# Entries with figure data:
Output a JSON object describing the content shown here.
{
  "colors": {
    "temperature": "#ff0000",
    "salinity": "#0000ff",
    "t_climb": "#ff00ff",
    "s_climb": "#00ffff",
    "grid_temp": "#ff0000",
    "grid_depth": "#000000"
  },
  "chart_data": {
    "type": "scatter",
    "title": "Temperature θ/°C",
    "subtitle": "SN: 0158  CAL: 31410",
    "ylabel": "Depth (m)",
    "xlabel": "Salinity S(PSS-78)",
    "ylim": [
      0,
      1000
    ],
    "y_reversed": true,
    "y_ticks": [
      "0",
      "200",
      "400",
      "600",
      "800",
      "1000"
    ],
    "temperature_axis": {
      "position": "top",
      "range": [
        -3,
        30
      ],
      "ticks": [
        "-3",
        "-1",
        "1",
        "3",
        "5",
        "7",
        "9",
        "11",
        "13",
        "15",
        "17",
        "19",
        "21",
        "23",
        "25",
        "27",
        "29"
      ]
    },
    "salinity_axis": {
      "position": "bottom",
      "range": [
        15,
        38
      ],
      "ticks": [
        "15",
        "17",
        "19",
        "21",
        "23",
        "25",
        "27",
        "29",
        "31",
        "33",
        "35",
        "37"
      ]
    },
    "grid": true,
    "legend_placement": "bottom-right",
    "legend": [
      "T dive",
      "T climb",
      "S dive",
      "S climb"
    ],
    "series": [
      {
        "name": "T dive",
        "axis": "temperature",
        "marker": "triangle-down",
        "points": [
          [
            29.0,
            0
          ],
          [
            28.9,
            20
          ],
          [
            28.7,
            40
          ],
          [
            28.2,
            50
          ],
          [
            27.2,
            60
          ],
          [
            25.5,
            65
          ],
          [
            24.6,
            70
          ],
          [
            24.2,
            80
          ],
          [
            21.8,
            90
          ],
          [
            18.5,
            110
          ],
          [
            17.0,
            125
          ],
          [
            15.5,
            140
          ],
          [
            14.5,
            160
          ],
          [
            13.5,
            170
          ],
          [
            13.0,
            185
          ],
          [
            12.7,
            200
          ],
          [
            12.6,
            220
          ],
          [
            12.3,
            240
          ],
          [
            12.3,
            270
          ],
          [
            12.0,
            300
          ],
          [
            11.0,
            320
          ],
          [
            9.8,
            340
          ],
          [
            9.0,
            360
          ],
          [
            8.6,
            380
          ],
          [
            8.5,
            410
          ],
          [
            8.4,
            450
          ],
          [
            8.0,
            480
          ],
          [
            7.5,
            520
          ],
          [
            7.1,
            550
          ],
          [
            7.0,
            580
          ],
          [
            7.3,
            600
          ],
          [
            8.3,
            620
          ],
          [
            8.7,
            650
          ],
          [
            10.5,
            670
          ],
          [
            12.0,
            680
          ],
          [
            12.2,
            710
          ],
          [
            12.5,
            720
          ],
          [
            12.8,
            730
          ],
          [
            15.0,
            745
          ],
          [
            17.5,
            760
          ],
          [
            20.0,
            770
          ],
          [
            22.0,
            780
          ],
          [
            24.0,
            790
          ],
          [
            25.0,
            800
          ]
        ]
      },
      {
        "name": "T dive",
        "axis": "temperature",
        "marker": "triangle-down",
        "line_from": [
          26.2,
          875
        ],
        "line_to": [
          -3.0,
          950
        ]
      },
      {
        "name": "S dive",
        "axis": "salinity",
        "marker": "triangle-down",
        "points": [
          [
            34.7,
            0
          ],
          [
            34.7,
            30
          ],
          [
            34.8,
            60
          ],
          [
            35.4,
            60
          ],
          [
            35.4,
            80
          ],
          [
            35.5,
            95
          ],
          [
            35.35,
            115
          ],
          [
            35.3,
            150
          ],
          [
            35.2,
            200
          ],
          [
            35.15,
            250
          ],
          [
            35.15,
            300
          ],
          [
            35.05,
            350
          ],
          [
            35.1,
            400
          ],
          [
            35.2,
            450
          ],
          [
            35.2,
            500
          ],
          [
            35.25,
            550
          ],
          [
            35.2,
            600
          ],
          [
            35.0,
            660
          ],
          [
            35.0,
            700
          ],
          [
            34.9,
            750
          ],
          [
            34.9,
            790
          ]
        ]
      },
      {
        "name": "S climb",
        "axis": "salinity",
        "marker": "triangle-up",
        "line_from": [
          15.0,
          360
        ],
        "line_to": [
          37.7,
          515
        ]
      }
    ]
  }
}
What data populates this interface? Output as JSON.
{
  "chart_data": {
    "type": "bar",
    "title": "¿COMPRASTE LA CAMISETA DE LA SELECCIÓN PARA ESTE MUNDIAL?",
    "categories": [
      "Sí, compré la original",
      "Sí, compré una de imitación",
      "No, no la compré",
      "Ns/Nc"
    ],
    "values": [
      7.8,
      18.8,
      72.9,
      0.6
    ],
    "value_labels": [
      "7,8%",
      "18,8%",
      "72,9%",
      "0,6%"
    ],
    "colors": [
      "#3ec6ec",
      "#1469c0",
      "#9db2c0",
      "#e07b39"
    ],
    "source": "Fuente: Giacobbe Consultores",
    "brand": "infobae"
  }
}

# WHAT THE EXERCISE ASKS:
Extract the full listing above without alteration.

# SOLVED PROBLEM:
Output a JSON object describing the content shown here.
{
  "colors": {
    "temperature": "#ff0000",
    "salinity": "#0000ff",
    "t_climb": "#ff00ff",
    "s_climb": "#00ffff",
    "grid_temp": "#ff0000",
    "grid_depth": "#000000"
  },
  "chart_data": {
    "type": "scatter",
    "title": "Temperature θ/°C",
    "subtitle": "SN: 0158  CAL: 31410",
    "ylabel": "Depth (m)",
    "xlabel": "Salinity S(PSS-78)",
    "ylim": [
      0,
      1000
    ],
    "y_reversed": true,
    "y_ticks": [
      "0",
      "200",
      "400",
      "600",
      "800",
      "1000"
    ],
    "temperature_axis": {
      "position": "top",
      "range": [
        -3,
        30
      ],
      "ticks": [
        "-3",
        "-1",
        "1",
        "3",
        "5",
        "7",
        "9",
        "11",
        "13",
        "15",
        "17",
        "19",
        "21",
        "23",
        "25",
        "27",
        "29"
      ]
    },
    "salinity_axis": {
      "position": "bottom",
      "range": [
        15,
        38
      ],
      "ticks": [
        "15",
        "17",
        "19",
        "21",
        "23",
        "25",
        "27",
        "29",
        "31",
        "33",
        "35",
        "37"
      ]
    },
    "grid": true,
    "legend_placement": "bottom-right",
    "legend": [
      "T dive",
      "T climb",
      "S dive",
      "S climb"
    ],
    "series": [
      {
        "name": "T dive",
        "axis": "temperature",
        "marker": "triangle-down",
        "points": [
          [
            29.0,
            0
          ],
          [
            28.9,
            20
          ],
          [
            28.7,
            40
          ],
          [
            28.2,
            50
          ],
          [
            27.2,
            60
          ],
          [
            25.5,
            65
          ],
          [
            24.6,
            70
          ],
          [
            24.2,
            80
          ],
          [
            21.8,
            90
          ],
          [
            18.5,
            110
          ],
          [
            17.0,
            125
          ],
          [
            15.5,
            140
          ],
          [
            14.5,
            160
          ],
          [
            13.5,
            170
          ],
          [
            13.0,
            185
          ],
          [
            12.7,
            200
          ],
          [
            12.6,
            220
          ],
          [
            12.3,
            240
          ],
          [
            12.3,
            270
          ],
          [
            12.0,
            300
          ],
          [
            11.0,
            320
          ],
          [
            9.8,
            340
          ],
          [
            9.0,
            360
          ],
          [
            8.6,
            380
          ],
          [
            8.5,
            410
          ],
          [
            8.4,
            450
          ],
          [
            8.0,
            480
          ],
          [
            7.5,
            520
          ],
          [
            7.1,
            550
          ],
          [
            7.0,
            580
          ],
          [
            7.3,
            600
          ],
          [
            8.3,
            620
          ],
          [
            8.7,
            650
          ],
          [
            10.5,
            670
          ],
          [
            12.0,
            680
          ],
          [
            12.2,
            710
          ],
          [
            12.5,
            720
          ],
          [
            12.8,
            730
          ],
          [
            15.0,
            745
          ],
          [
            17.5,
            760
          ],
          [
            20.0,
            770
          ],
          [
            22.0,
            780
          ],
          [
            24.0,
            790
          ],
          [
            25.0,
            800
          ]
        ]
      },
      {
        "name": "T dive",
        "axis": "temperature",
        "marker": "triangle-down",
        "line_from": [
          26.2,
          875
        ],
        "line_to": [
          -3.0,
          950
        ]
      },
      {
        "name": "S dive",
        "axis": "salinity",
        "marker": "triangle-down",
        "points": [
          [
            34.7,
            0
          ],
          [
            34.7,
            30
          ],
          [
            34.8,
            60
          ],
          [
            35.4,
            60
          ],
          [
            35.4,
            80
          ],
          [
            35.5,
            95
          ],
          [
            35.35,
            115
          ],
          [
            35.3,
            150
          ],
          [
            35.2,
            200
          ],
          [
            35.15,
            250
          ],
          [
            35.15,
            300
          ],
          [
            35.05,
            350
          ],
          [
            35.1,
            400
          ],
          [
            35.2,
            450
          ],
          [
            35.2,
            500
          ],
          [
            35.25,
            550
          ],
          [
            35.2,
            600
          ],
          [
            35.0,
            660
          ],
          [
            35.0,
            700
          ],
          [
            34.9,
            750
          ],
          [
            34.9,
            790
          ]
        ]
      },
      {
        "name": "S climb",
        "axis": "salinity",
        "marker": "triangle-up",
        "line_from": [
          15.0,
          360
        ],
        "line_to": [
          37.7,
          515
        ]
      }
    ]
  }
}
What data populates this interface? Output as JSON.
{
  "chart_data": {
    "type": "bar",
    "title": "¿COMPRASTE LA CAMISETA DE LA SELECCIÓN PARA ESTE MUNDIAL?",
    "categories": [
      "Sí, compré la original",
      "Sí, compré una de imitación",
      "No, no la compré",
      "Ns/Nc"
    ],
    "values": [
      7.8,
      18.8,
      72.9,
      0.6
    ],
    "value_labels": [
      "7,8%",
      "18,8%",
      "72,9%",
      "0,6%"
    ],
    "colors": [
      "#3ec6ec",
      "#1469c0",
      "#9db2c0",
      "#e07b39"
    ],
    "source": "Fuente: Giacobbe Consultores",
    "brand": "infobae"
  }
}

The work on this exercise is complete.